====== THE DATA
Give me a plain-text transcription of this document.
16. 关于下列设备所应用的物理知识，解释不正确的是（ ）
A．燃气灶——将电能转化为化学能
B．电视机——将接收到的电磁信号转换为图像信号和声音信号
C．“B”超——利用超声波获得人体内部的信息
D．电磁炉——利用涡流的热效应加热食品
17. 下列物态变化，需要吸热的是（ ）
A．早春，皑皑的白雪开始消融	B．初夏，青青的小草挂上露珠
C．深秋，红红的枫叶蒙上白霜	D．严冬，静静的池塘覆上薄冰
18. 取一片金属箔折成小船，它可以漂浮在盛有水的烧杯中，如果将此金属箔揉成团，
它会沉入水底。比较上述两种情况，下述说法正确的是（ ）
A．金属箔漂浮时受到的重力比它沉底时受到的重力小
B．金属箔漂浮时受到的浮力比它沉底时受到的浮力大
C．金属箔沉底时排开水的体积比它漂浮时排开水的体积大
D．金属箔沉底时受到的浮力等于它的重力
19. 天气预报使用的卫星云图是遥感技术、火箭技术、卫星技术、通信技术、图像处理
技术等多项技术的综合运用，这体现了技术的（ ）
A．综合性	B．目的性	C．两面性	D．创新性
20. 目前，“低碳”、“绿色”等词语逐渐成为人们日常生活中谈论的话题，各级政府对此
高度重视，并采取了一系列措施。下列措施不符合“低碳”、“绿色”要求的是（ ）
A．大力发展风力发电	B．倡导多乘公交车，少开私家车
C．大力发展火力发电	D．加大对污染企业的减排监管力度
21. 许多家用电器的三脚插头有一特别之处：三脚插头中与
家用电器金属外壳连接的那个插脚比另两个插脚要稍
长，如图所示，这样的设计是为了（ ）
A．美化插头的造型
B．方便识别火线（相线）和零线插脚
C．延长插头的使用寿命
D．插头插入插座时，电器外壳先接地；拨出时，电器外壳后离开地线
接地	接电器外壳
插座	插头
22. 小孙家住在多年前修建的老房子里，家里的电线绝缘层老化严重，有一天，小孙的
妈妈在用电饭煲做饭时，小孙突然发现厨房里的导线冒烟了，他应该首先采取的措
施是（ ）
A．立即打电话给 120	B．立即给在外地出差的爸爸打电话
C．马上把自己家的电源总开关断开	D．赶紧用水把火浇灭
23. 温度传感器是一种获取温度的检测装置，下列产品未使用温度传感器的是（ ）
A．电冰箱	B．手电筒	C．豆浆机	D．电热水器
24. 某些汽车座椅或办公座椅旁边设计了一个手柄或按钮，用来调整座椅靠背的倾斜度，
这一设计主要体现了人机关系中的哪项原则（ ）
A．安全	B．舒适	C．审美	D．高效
============
WHAT IS ASKED:
The data above must be returned in full, exactly as written.

REPLY TO THE TASK:
Give me a plain-text transcription of this document.
16. 关于下列设备所应用的物理知识，解释不正确的是（ ）
A．燃气灶——将电能转化为化学能
B．电视机——将接收到的电磁信号转换为图像信号和声音信号
C．“B”超——利用超声波获得人体内部的信息
D．电磁炉——利用涡流的热效应加热食品
17. 下列物态变化，需要吸热的是（ ）
A．早春，皑皑的白雪开始消融	B．初夏，青青的小草挂上露珠
C．深秋，红红的枫叶蒙上白霜	D．严冬，静静的池塘覆上薄冰
18. 取一片金属箔折成小船，它可以漂浮在盛有水的烧杯中，如果将此金属箔揉成团，
它会沉入水底。比较上述两种情况，下述说法正确的是（ ）
A．金属箔漂浮时受到的重力比它沉底时受到的重力小
B．金属箔漂浮时受到的浮力比它沉底时受到的浮力大
C．金属箔沉底时排开水的体积比它漂浮时排开水的体积大
D．金属箔沉底时受到的浮力等于它的重力
19. 天气预报使用的卫星云图是遥感技术、火箭技术、卫星技术、通信技术、图像处理
技术等多项技术的综合运用，这体现了技术的（ ）
A．综合性	B．目的性	C．两面性	D．创新性
20. 目前，“低碳”、“绿色”等词语逐渐成为人们日常生活中谈论的话题，各级政府对此
高度重视，并采取了一系列措施。下列措施不符合“低碳”、“绿色”要求的是（ ）
A．大力发展风力发电	B．倡导多乘公交车，少开私家车
C．大力发展火力发电	D．加大对污染企业的减排监管力度
21. 许多家用电器的三脚插头有一特别之处：三脚插头中与
家用电器金属外壳连接的那个插脚比另两个插脚要稍
长，如图所示，这样的设计是为了（ ）
A．美化插头的造型
B．方便识别火线（相线）和零线插脚
C．延长插头的使用寿命
D．插头插入插座时，电器外壳先接地；拨出时，电器外壳后离开地线
接地	接电器外壳
插座	插头
22. 小孙家住在多年前修建的老房子里，家里的电线绝缘层老化严重，有一天，小孙的
妈妈在用电饭煲做饭时，小孙突然发现厨房里的导线冒烟了，他应该首先采取的措
施是（ ）
A．立即打电话给 120	B．立即给在外地出差的爸爸打电话
C．马上把自己家的电源总开关断开	D．赶紧用水把火浇灭
23. 温度传感器是一种获取温度的检测装置，下列产品未使用温度传感器的是（ ）
A．电冰箱	B．手电筒	C．豆浆机	D．电热水器
24. 某些汽车座椅或办公座椅旁边设计了一个手柄或按钮，用来调整座椅靠背的倾斜度，
这一设计主要体现了人机关系中的哪项原则（ ）
A．安全	B．舒适	C．审美	D．高效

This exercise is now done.